--- begin Input data ---

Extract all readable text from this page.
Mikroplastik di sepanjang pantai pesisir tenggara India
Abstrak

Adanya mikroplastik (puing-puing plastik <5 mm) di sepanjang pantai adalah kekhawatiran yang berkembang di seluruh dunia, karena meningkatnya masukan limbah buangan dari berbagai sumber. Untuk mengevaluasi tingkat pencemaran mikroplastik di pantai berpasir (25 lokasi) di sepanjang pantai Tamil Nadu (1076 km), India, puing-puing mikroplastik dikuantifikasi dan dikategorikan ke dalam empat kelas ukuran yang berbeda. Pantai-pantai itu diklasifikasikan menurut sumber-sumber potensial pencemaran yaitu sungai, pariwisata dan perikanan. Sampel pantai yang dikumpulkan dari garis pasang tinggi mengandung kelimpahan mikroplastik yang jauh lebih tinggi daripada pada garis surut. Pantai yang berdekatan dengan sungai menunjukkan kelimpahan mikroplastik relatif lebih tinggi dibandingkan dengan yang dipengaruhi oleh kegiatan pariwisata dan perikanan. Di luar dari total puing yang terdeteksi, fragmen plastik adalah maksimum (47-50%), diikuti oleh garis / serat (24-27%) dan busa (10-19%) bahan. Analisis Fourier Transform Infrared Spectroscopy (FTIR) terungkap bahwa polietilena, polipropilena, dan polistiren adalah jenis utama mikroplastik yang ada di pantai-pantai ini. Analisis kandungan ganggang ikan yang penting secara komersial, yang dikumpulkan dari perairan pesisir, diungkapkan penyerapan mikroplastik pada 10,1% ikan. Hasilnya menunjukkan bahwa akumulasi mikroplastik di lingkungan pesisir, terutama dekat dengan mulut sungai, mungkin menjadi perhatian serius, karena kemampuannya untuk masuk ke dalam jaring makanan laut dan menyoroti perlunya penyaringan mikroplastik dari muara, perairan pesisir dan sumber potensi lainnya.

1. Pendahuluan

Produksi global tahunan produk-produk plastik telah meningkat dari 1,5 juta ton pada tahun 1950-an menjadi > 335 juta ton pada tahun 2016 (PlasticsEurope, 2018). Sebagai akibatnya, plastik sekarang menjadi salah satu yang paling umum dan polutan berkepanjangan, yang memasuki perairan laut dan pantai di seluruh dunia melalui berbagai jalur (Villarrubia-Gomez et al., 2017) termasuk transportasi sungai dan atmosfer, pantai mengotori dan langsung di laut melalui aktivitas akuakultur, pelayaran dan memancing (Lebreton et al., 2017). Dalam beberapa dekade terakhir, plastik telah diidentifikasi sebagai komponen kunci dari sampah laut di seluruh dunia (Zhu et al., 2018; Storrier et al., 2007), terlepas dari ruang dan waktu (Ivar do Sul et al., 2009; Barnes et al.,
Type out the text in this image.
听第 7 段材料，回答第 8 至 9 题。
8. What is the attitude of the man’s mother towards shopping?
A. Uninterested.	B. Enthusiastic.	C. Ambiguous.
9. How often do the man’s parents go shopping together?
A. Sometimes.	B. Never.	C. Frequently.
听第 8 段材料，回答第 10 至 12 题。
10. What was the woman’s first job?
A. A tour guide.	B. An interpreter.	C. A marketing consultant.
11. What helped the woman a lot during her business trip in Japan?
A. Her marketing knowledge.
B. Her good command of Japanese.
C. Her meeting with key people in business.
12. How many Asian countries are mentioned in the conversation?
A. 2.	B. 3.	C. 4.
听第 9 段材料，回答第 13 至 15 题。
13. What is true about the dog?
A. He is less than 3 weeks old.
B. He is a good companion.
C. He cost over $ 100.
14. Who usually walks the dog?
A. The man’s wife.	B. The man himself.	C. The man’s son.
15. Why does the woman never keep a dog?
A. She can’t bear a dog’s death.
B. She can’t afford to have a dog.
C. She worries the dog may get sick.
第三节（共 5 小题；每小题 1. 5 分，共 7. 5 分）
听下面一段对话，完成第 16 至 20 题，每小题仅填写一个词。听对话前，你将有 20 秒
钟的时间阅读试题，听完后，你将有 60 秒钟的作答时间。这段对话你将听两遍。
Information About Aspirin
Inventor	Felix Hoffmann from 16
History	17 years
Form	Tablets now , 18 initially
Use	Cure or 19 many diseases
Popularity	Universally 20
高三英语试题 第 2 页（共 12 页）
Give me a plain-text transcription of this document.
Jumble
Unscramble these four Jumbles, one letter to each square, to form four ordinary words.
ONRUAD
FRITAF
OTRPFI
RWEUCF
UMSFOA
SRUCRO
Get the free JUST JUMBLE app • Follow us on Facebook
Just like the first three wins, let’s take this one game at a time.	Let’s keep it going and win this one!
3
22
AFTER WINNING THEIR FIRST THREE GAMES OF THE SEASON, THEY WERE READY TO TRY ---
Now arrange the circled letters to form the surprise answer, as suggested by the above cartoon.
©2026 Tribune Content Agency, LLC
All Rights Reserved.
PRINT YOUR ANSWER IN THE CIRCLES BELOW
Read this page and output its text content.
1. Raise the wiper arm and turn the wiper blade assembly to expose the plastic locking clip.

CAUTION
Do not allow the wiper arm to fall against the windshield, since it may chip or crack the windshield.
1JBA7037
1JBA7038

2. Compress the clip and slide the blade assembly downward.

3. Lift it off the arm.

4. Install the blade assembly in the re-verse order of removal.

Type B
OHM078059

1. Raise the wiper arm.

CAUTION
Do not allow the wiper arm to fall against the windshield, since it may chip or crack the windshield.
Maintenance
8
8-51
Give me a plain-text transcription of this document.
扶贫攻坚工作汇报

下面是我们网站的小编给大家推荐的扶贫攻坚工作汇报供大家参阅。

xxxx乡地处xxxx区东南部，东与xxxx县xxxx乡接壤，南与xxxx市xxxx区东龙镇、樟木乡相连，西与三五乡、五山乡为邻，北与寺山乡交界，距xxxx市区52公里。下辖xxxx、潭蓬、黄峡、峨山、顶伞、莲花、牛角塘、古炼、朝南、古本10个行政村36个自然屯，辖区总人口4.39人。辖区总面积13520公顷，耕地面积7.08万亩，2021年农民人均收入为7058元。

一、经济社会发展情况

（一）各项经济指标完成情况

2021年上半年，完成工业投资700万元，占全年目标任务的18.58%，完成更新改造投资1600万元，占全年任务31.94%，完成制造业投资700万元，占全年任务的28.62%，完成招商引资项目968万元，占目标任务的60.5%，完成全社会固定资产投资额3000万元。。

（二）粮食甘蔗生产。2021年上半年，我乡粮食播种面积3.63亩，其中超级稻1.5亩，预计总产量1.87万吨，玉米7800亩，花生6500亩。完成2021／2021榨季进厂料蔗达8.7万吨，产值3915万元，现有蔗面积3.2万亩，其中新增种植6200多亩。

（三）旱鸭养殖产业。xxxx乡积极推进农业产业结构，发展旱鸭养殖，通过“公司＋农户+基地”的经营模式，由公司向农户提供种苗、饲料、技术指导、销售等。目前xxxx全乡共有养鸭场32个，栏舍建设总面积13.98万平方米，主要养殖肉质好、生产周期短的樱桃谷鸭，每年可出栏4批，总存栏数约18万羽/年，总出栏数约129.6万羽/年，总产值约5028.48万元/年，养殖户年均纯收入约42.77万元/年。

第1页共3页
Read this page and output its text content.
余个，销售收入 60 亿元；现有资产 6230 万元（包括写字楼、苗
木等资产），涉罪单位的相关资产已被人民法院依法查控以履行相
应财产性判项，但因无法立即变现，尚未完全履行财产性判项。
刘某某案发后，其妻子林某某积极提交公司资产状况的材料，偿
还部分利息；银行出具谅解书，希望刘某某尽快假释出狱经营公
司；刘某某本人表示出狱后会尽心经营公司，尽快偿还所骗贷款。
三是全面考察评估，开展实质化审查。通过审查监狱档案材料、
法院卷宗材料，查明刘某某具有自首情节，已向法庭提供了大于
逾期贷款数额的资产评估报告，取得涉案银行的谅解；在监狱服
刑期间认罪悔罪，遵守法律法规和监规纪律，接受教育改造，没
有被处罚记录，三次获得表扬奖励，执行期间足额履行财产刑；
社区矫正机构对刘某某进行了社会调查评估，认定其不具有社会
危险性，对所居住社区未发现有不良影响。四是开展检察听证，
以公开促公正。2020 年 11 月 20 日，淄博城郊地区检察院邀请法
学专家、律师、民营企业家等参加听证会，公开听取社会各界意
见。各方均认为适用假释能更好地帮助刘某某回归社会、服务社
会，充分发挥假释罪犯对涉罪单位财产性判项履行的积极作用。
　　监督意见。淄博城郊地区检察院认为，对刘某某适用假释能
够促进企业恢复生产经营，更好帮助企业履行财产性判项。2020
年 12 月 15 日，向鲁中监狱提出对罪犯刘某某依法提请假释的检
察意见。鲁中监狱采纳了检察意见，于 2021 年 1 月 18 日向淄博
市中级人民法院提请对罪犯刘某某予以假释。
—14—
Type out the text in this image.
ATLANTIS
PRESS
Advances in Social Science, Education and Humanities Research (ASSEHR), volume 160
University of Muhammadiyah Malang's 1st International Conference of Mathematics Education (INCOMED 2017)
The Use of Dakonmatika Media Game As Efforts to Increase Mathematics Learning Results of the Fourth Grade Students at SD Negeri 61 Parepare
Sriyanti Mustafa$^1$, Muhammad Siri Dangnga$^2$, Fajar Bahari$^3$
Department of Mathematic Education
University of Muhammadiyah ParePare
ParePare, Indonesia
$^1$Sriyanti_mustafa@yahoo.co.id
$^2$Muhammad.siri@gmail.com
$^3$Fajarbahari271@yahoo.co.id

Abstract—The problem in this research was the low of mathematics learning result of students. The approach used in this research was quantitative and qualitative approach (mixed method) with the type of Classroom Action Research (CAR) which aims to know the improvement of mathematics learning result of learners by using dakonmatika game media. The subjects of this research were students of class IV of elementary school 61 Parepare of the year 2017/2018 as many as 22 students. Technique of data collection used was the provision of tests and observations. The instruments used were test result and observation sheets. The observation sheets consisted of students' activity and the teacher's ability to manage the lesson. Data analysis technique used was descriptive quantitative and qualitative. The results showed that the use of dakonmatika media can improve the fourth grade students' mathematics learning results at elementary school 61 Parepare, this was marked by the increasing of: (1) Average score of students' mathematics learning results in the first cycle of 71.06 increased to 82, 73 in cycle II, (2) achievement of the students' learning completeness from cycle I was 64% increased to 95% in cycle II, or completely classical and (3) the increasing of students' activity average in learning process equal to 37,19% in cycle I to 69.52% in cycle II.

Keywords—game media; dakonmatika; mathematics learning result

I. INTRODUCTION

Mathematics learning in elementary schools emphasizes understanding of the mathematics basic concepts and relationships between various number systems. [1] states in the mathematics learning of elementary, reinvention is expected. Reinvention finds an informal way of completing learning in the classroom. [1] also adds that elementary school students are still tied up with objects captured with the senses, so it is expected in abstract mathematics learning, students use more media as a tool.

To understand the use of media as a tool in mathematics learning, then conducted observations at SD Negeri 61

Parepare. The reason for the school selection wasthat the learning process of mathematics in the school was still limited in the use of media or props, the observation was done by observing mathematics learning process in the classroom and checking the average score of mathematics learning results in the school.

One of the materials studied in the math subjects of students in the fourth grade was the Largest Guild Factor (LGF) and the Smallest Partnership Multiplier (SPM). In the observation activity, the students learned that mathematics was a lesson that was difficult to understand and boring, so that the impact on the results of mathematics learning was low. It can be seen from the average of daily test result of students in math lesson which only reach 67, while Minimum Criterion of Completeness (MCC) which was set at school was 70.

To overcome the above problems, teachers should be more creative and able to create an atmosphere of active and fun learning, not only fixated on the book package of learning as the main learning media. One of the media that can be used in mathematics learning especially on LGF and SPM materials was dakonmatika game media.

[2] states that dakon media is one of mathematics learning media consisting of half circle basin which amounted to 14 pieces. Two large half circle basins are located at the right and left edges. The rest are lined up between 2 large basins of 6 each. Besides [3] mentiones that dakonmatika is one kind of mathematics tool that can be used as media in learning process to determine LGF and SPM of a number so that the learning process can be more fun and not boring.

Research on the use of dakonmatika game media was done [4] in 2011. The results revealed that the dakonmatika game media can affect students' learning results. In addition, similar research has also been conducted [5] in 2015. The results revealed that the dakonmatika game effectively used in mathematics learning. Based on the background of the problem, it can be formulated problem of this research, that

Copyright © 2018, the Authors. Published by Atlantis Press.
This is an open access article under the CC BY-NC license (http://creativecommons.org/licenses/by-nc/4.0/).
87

--- end Input data ---

§ What is asked
Extract every line containing the string "clip" from the material.

§ Output
1. Raise the wiper arm and turn the wiper blade assembly to expose the plastic locking clip.
2. Compress the clip and slide the blade assembly downward.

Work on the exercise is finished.